* _Texte source_
Article publié dans l'édition Automne 2020 de Gestion

Jean-Jacques Stréliski est l’ancien vice-président et directeur général associé de Publicis Montréal ainsi qu’un des cofondateurs de Cossette Montréal. Il est professeur associé au Département de marketing et responsable pédagogique du DÉSS en communication marketing et marque de HEC Montréal.

Dans une vie de prof, tout peut arriver. « J’en ai vu d’autres », entend-on régulièrement de la bouche des plus expérimentés. Eh bien moi, une pandémie qui frappe aussi fort et qui, en 24 heures, entraîne la fermeture de tous les établissements scolaires et universitaires d’un pays, je n’en avais pas encore vécu. Et, de surcroît, à l’orée des fins de session et des périodes d’examens, jamais. Depuis le début de la crise, la réorganisation rapide et la mobilisation de tous les états-majors de notre école font, en apparence, plaisir à voir. À part quelques voix discordantes, la solidarité est de mise dans ce soudain retournement de situation. Tous les instruments de bord sont éteints, mais l’avion vole. On le fera se poser sans trop de dommages.

Le mot d’ordre : s’adapter. Il y a des ratés, bien entendu. Les premiers viennent de l’impossible maîtrise des plateformes technologiques par l’ensemble de la communauté. Il y a surchauffe. On teste en même temps qu’on travaille. Tegrity, Zoom, Via, Teams : on touche à tout. Très vite, chacun fait sa soupe avec ses ingrédients et ses propres savoir-faire. L’université en mode « démerde-toi, on te fait confiance », c’est beau à voir. Un côté « les mains dans le cambouis » qui ne me déplaît pas. Loin de là.

* _Extrait des données_
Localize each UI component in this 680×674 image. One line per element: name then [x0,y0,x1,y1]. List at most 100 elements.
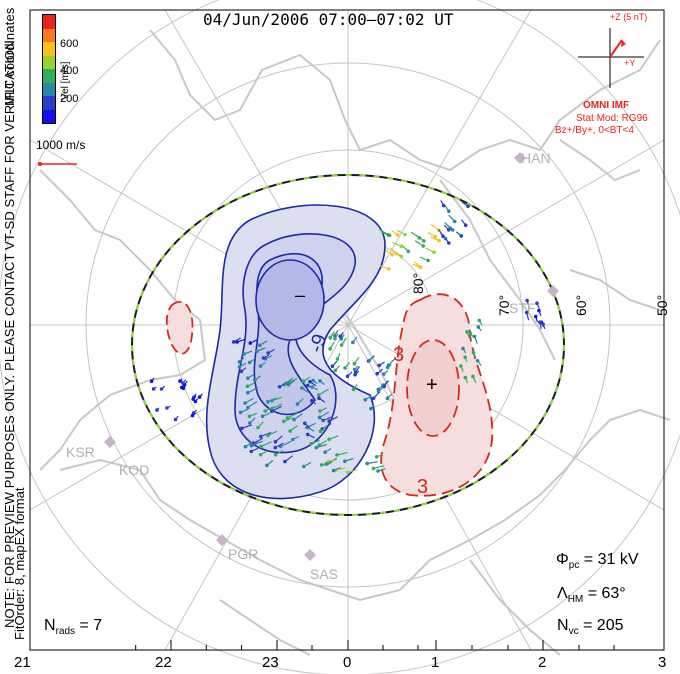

* _Problème A_
Répondez à ces questions sur l'article consacré à l'enseignement pendant la pandémie :
(i) Dans quel département de HEC Montréal l'auteur est-il professeur associé ?
(ii) En combien de temps la pandémie a-t-elle entraîné la fermeture de tous les établissements scolaires et universitaires du pays ?
(iii) Quelles plateformes technologiques l'article nomme-t-il ?
* _Problème B_
Reprenez l'article sur l'enseignement pendant la pandémie après sa dernière phrase et poursuivez-le sur quelques paragraphes, dans le même ton.

* _Résultat A_
(i) Au Département de marketing.
(ii) En 24 heures.
(iii) Tegrity, Zoom, Via et Teams.

* _Résultat B_
Une préoccupation émerge rapidement : le lien et l’interaction avec les étudiants. Les premières paniques viennent d’eux. On les aurait presque oubliés si un million de courriels ne nous avaient pas rappelé qu’ils étaient les premières victimes de ce confinement social. Rapidement, nous comprenons que si la crise est collective, le succès devra passer par une résolution individuelle. Et voilà que soudain les étudiants ne sont plus des numéros de matricule dans des fichiers Excel mais autant de Stéphanie, Yasmine, Laurence, Arnaud, Hugo ou Jean-Philippe, de Montréal ou de Québec, sans compter ceux de Joliette, de Casablanca, de Bordeaux ou de Toulouse. À chacun, nous répondons ceci : « Je ne suis plus seulement un prof, je suis un vrai prof. » Voilà que je m’occupe de chacun d’eux. Et la grande majorité de mes collègues adopte ces mêmes postures. C’est épuisant, oui, mais c’est valorisant et ça redonne à nos missions un sens originel qu’on a parfois tendance à oublier. Les présentations en ligne devant des clients éloignés et les examens sont – dans leur grande majorité – un succès. L’avion s’est posé. Quelques jours plus tard, toutes corrections effectuées, je reçois par courriel moult remerciements chaleureux. Mes numéros de matricule ont un cœur et une âme. Tout comme leur vieux prof.

Qu’apprendre d’enseigner ?

Avant de m’attaquer à cette chronique, je me suis mis en devoir de lire un nombre important d’articles, de visionner des reportages qui, tous, traitaient du même sujet que le mien. Et ce, à travers de multiples expériences d’ici ou d’ailleurs. Du vécu de la crise, des avis tranchés aux opinions timides, un premier constat met en lumière la nécessaire humanité de notre profession. C’est, du reste, une caractéristique qui émane autant des profs que des étudiants. Le prof est, demeure et doit rester un guide, un repère, un transmetteur. Outre la matière et la science qu’il enseigne, il est agent de transfert. Et même si ces mots ne sont guère inspirants, il n’en demeure pas moins qu’ils définissent l’essentiel de notre rôle. Toute la question réside alors dans la façon de donner vie à ce transfert pour chacun de nos étudiants.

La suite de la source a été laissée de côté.